__Problem details__:
Repeat all of the data precisely.

++++ Raw records ++++

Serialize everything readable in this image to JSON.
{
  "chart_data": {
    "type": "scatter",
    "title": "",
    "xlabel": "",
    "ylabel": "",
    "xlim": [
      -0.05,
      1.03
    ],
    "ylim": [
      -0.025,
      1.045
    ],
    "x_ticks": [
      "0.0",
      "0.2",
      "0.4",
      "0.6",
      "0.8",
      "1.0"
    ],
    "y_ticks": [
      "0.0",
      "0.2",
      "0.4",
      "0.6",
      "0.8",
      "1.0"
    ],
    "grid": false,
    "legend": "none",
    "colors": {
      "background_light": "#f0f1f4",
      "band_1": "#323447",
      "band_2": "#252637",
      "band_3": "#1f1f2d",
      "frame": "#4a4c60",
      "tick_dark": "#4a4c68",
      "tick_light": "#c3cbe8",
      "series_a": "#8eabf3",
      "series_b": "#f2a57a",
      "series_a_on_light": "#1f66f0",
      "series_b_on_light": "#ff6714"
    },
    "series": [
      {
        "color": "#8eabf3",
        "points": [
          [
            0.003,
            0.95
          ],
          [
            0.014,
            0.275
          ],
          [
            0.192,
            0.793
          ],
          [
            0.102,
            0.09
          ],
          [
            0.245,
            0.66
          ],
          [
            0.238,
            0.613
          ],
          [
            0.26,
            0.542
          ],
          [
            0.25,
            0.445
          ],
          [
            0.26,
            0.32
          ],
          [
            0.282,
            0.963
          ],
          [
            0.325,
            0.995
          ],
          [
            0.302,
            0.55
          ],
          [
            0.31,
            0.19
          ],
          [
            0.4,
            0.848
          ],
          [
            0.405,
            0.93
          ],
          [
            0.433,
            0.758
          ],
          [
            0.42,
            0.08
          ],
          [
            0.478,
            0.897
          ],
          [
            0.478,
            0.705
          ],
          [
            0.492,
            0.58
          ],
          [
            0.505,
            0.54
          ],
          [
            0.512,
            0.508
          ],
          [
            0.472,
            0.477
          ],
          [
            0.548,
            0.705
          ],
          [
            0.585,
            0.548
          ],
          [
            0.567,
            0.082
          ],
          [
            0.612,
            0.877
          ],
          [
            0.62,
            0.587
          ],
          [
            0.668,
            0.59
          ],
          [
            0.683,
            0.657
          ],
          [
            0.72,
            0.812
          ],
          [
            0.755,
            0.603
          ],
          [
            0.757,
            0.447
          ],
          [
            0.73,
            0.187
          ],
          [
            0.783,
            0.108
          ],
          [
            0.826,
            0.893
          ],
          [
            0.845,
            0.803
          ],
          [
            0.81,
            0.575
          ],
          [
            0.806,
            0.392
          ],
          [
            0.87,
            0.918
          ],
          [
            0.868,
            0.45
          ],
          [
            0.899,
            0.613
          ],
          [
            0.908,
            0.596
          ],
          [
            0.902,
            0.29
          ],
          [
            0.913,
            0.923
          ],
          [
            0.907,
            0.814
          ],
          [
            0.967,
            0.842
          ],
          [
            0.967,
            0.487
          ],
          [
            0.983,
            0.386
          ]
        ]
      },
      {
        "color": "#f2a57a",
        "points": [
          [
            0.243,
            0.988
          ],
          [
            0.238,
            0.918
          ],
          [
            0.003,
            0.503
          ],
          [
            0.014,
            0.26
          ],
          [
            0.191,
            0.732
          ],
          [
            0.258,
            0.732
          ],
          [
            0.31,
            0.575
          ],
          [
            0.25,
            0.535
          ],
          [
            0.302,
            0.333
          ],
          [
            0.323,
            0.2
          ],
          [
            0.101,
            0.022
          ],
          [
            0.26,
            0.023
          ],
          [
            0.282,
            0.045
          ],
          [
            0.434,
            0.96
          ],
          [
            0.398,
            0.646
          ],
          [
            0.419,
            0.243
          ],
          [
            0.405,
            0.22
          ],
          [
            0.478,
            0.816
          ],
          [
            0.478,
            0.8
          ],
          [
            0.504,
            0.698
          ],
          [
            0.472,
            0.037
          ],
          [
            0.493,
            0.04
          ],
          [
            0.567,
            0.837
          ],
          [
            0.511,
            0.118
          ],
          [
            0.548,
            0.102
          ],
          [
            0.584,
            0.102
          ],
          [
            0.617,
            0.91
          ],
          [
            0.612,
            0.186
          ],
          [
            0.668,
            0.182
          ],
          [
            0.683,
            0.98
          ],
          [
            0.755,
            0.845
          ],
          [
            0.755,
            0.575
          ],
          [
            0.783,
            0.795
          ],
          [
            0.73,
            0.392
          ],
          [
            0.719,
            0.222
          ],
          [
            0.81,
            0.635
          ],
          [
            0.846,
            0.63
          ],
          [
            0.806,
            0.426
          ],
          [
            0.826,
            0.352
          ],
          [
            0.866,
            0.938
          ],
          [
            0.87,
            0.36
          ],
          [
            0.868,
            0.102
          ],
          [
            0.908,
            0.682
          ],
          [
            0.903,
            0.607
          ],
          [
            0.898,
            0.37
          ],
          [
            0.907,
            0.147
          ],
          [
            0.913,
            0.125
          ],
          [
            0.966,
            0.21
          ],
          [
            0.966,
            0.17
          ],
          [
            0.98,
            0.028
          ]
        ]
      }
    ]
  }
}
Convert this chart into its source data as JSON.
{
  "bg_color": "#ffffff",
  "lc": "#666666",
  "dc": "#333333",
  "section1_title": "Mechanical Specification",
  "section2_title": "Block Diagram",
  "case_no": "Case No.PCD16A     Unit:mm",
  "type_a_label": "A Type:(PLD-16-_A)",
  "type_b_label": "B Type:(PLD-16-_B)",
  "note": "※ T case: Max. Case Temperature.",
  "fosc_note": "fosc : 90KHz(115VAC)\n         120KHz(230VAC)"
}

++++

__The reply__:
Serialize everything readable in this image to JSON.
{
  "chart_data": {
    "type": "scatter",
    "title": "",
    "xlabel": "",
    "ylabel": "",
    "xlim": [
      -0.05,
      1.03
    ],
    "ylim": [
      -0.025,
      1.045
    ],
    "x_ticks": [
      "0.0",
      "0.2",
      "0.4",
      "0.6",
      "0.8",
      "1.0"
    ],
    "y_ticks": [
      "0.0",
      "0.2",
      "0.4",
      "0.6",
      "0.8",
      "1.0"
    ],
    "grid": false,
    "legend": "none",
    "colors": {
      "background_light": "#f0f1f4",
      "band_1": "#323447",
      "band_2": "#252637",
      "band_3": "#1f1f2d",
      "frame": "#4a4c60",
      "tick_dark": "#4a4c68",
      "tick_light": "#c3cbe8",
      "series_a": "#8eabf3",
      "series_b": "#f2a57a",
      "series_a_on_light": "#1f66f0",
      "series_b_on_light": "#ff6714"
    },
    "series": [
      {
        "color": "#8eabf3",
        "points": [
          [
            0.003,
            0.95
          ],
          [
            0.014,
            0.275
          ],
          [
            0.192,
            0.793
          ],
          [
            0.102,
            0.09
          ],
          [
            0.245,
            0.66
          ],
          [
            0.238,
            0.613
          ],
          [
            0.26,
            0.542
          ],
          [
            0.25,
            0.445
          ],
          [
            0.26,
            0.32
          ],
          [
            0.282,
            0.963
          ],
          [
            0.325,
            0.995
          ],
          [
            0.302,
            0.55
          ],
          [
            0.31,
            0.19
          ],
          [
            0.4,
            0.848
          ],
          [
            0.405,
            0.93
          ],
          [
            0.433,
            0.758
          ],
          [
            0.42,
            0.08
          ],
          [
            0.478,
            0.897
          ],
          [
            0.478,
            0.705
          ],
          [
            0.492,
            0.58
          ],
          [
            0.505,
            0.54
          ],
          [
            0.512,
            0.508
          ],
          [
            0.472,
            0.477
          ],
          [
            0.548,
            0.705
          ],
          [
            0.585,
            0.548
          ],
          [
            0.567,
            0.082
          ],
          [
            0.612,
            0.877
          ],
          [
            0.62,
            0.587
          ],
          [
            0.668,
            0.59
          ],
          [
            0.683,
            0.657
          ],
          [
            0.72,
            0.812
          ],
          [
            0.755,
            0.603
          ],
          [
            0.757,
            0.447
          ],
          [
            0.73,
            0.187
          ],
          [
            0.783,
            0.108
          ],
          [
            0.826,
            0.893
          ],
          [
            0.845,
            0.803
          ],
          [
            0.81,
            0.575
          ],
          [
            0.806,
            0.392
          ],
          [
            0.87,
            0.918
          ],
          [
            0.868,
            0.45
          ],
          [
            0.899,
            0.613
          ],
          [
            0.908,
            0.596
          ],
          [
            0.902,
            0.29
          ],
          [
            0.913,
            0.923
          ],
          [
            0.907,
            0.814
          ],
          [
            0.967,
            0.842
          ],
          [
            0.967,
            0.487
          ],
          [
            0.983,
            0.386
          ]
        ]
      },
      {
        "color": "#f2a57a",
        "points": [
          [
            0.243,
            0.988
          ],
          [
            0.238,
            0.918
          ],
          [
            0.003,
            0.503
          ],
          [
            0.014,
            0.26
          ],
          [
            0.191,
            0.732
          ],
          [
            0.258,
            0.732
          ],
          [
            0.31,
            0.575
          ],
          [
            0.25,
            0.535
          ],
          [
            0.302,
            0.333
          ],
          [
            0.323,
            0.2
          ],
          [
            0.101,
            0.022
          ],
          [
            0.26,
            0.023
          ],
          [
            0.282,
            0.045
          ],
          [
            0.434,
            0.96
          ],
          [
            0.398,
            0.646
          ],
          [
            0.419,
            0.243
          ],
          [
            0.405,
            0.22
          ],
          [
            0.478,
            0.816
          ],
          [
            0.478,
            0.8
          ],
          [
            0.504,
            0.698
          ],
          [
            0.472,
            0.037
          ],
          [
            0.493,
            0.04
          ],
          [
            0.567,
            0.837
          ],
          [
            0.511,
            0.118
          ],
          [
            0.548,
            0.102
          ],
          [
            0.584,
            0.102
          ],
          [
            0.617,
            0.91
          ],
          [
            0.612,
            0.186
          ],
          [
            0.668,
            0.182
          ],
          [
            0.683,
            0.98
          ],
          [
            0.755,
            0.845
          ],
          [
            0.755,
            0.575
          ],
          [
            0.783,
            0.795
          ],
          [
            0.73,
            0.392
          ],
          [
            0.719,
            0.222
          ],
          [
            0.81,
            0.635
          ],
          [
            0.846,
            0.63
          ],
          [
            0.806,
            0.426
          ],
          [
            0.826,
            0.352
          ],
          [
            0.866,
            0.938
          ],
          [
            0.87,
            0.36
          ],
          [
            0.868,
            0.102
          ],
          [
            0.908,
            0.682
          ],
          [
            0.903,
            0.607
          ],
          [
            0.898,
            0.37
          ],
          [
            0.907,
            0.147
          ],
          [
            0.913,
            0.125
          ],
          [
            0.966,
            0.21
          ],
          [
            0.966,
            0.17
          ],
          [
            0.98,
            0.028
          ]
        ]
      }
    ]
  }
}
Convert this chart into its source data as JSON.
{
  "bg_color": "#ffffff",
  "lc": "#666666",
  "dc": "#333333",
  "section1_title": "Mechanical Specification",
  "section2_title": "Block Diagram",
  "case_no": "Case No.PCD16A     Unit:mm",
  "type_a_label": "A Type:(PLD-16-_A)",
  "type_b_label": "B Type:(PLD-16-_B)",
  "note": "※ T case: Max. Case Temperature.",
  "fosc_note": "fosc : 90KHz(115VAC)\n         120KHz(230VAC)"
}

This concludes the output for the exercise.